原子炉等規制法により、電力事業者は、原発ごとに海に出る放射性物質の上限量を定めるよう決められている(総量規制)。福島第一の場合、セシウムなどは年間二二〇〇億ベクレルで、年度が変わるとゼロから計算(!!)される。(⇒感嘆に値する)
しかし、四月二日に2号機取水口近くで高濃度汚染水が漏出しているのが見つかり、同四日には汚染水の保管場所を確保するため、東京電力は建屋内のタンクに入っていた低濃度汚染水を意図的に海洋に放出した。
これら二件の漏出と放出だけで、原発外に出た放射性物質の総量は四七〇〇兆ベクレル(東電の試算)に達し、既に上限値の二万倍を超える。 試算に対しては、国内外の研究機関から「過小評価」との異論も出ている。

-*-*-

• _作業 a_
本文によると、福島第一原発でセシウムなどについて定められている年間の放出上限量はいくらですか。
本文とレコードは、それぞれ別の出典に由来します。

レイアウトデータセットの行
-*-*-

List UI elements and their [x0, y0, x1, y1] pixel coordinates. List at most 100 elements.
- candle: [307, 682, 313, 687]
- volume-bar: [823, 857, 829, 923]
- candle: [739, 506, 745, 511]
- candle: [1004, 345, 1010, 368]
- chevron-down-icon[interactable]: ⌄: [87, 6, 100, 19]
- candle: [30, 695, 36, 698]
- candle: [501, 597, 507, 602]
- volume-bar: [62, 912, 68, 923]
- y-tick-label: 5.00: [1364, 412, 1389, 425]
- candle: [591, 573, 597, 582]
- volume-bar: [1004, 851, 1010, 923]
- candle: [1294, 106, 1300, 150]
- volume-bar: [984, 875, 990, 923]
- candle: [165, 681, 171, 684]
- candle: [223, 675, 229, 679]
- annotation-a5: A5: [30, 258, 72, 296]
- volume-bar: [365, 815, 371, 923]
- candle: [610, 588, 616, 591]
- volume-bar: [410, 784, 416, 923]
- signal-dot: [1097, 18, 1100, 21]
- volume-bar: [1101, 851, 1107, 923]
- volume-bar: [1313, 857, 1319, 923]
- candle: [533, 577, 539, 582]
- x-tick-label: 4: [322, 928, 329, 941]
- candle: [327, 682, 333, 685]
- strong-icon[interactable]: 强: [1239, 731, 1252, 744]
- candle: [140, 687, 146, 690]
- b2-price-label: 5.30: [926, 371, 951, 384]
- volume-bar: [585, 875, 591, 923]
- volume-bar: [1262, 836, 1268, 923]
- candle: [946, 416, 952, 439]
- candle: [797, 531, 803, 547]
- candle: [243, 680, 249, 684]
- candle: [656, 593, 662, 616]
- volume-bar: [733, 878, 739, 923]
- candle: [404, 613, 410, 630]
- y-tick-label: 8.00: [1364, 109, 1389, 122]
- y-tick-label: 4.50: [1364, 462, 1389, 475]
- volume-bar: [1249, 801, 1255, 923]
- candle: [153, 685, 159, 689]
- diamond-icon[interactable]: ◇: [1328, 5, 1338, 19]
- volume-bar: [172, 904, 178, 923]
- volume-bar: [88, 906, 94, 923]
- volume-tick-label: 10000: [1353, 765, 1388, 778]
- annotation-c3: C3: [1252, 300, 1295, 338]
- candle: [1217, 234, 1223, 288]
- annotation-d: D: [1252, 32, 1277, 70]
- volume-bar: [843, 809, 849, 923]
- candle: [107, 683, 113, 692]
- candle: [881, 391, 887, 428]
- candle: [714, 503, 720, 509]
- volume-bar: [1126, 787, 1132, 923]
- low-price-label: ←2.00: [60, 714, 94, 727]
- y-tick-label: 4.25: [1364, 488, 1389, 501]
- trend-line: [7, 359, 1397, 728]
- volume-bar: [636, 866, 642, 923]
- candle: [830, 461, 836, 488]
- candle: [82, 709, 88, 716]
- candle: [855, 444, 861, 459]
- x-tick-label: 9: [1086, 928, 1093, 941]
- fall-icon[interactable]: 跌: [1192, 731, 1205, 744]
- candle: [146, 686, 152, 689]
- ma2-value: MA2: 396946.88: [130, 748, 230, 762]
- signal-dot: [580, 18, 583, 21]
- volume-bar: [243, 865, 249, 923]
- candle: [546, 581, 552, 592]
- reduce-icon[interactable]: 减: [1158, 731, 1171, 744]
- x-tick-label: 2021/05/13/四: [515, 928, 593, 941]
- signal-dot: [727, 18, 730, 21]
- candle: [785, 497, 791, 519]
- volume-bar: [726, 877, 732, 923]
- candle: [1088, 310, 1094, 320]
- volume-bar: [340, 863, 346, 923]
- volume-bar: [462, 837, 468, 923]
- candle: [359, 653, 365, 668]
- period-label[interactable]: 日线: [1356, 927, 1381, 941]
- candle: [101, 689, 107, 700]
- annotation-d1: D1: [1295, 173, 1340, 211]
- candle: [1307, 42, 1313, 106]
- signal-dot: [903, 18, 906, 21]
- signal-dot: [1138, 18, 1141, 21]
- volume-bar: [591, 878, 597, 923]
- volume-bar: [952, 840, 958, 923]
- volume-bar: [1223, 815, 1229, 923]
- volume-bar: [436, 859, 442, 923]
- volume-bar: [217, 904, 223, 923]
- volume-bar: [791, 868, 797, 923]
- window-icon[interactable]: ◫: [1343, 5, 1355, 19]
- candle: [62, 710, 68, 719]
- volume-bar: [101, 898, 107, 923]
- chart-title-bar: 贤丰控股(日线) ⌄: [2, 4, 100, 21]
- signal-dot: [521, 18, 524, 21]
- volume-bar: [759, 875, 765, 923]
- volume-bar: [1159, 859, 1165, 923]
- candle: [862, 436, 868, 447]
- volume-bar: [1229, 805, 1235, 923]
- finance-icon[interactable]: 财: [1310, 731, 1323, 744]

-*-*-

• _作業 b_
レコードの先頭行から「- candle: [146, 686, 152, 689]」を含む行までを、両端の行も含めて一字一句そのまま書き出してください。

• _解答 a_
年間二二〇〇億ベクレルです。

• _解答 b_
List UI elements and their [x0, y0, x1, y1] pixel coordinates. List at most 100 elements.
- candle: [307, 682, 313, 687]
- volume-bar: [823, 857, 829, 923]
- candle: [739, 506, 745, 511]
- candle: [1004, 345, 1010, 368]
- chevron-down-icon[interactable]: ⌄: [87, 6, 100, 19]
- candle: [30, 695, 36, 698]
- candle: [501, 597, 507, 602]
- volume-bar: [62, 912, 68, 923]
- y-tick-label: 5.00: [1364, 412, 1389, 425]
- candle: [591, 573, 597, 582]
- volume-bar: [1004, 851, 1010, 923]
- candle: [1294, 106, 1300, 150]
- volume-bar: [984, 875, 990, 923]
- candle: [165, 681, 171, 684]
- candle: [223, 675, 229, 679]
- annotation-a5: A5: [30, 258, 72, 296]
- volume-bar: [365, 815, 371, 923]
- candle: [610, 588, 616, 591]
- volume-bar: [410, 784, 416, 923]
- signal-dot: [1097, 18, 1100, 21]
- volume-bar: [1101, 851, 1107, 923]
- volume-bar: [1313, 857, 1319, 923]
- candle: [533, 577, 539, 582]
- x-tick-label: 4: [322, 928, 329, 941]
- candle: [327, 682, 333, 685]
- strong-icon[interactable]: 强: [1239, 731, 1252, 744]
- candle: [140, 687, 146, 690]
- b2-price-label: 5.30: [926, 371, 951, 384]
- volume-bar: [585, 875, 591, 923]
- volume-bar: [1262, 836, 1268, 923]
- candle: [946, 416, 952, 439]
- candle: [797, 531, 803, 547]
- candle: [243, 680, 249, 684]
- candle: [656, 593, 662, 616]
- volume-bar: [733, 878, 739, 923]
- candle: [404, 613, 410, 630]
- y-tick-label: 8.00: [1364, 109, 1389, 122]
- y-tick-label: 4.50: [1364, 462, 1389, 475]
- volume-bar: [1249, 801, 1255, 923]
- candle: [153, 685, 159, 689]
- diamond-icon[interactable]: ◇: [1328, 5, 1338, 19]
- volume-bar: [172, 904, 178, 923]
- volume-bar: [88, 906, 94, 923]
- volume-tick-label: 10000: [1353, 765, 1388, 778]
- annotation-c3: C3: [1252, 300, 1295, 338]
- candle: [1217, 234, 1223, 288]
- annotation-d: D: [1252, 32, 1277, 70]
- volume-bar: [843, 809, 849, 923]
- candle: [107, 683, 113, 692]
- candle: [881, 391, 887, 428]
- candle: [714, 503, 720, 509]
- volume-bar: [1126, 787, 1132, 923]
- low-price-label: ←2.00: [60, 714, 94, 727]
- y-tick-label: 4.25: [1364, 488, 1389, 501]
- trend-line: [7, 359, 1397, 728]
- volume-bar: [636, 866, 642, 923]
- candle: [830, 461, 836, 488]
- candle: [82, 709, 88, 716]
- candle: [855, 444, 861, 459]
- x-tick-label: 9: [1086, 928, 1093, 941]
- fall-icon[interactable]: 跌: [1192, 731, 1205, 744]
- candle: [146, 686, 152, 689]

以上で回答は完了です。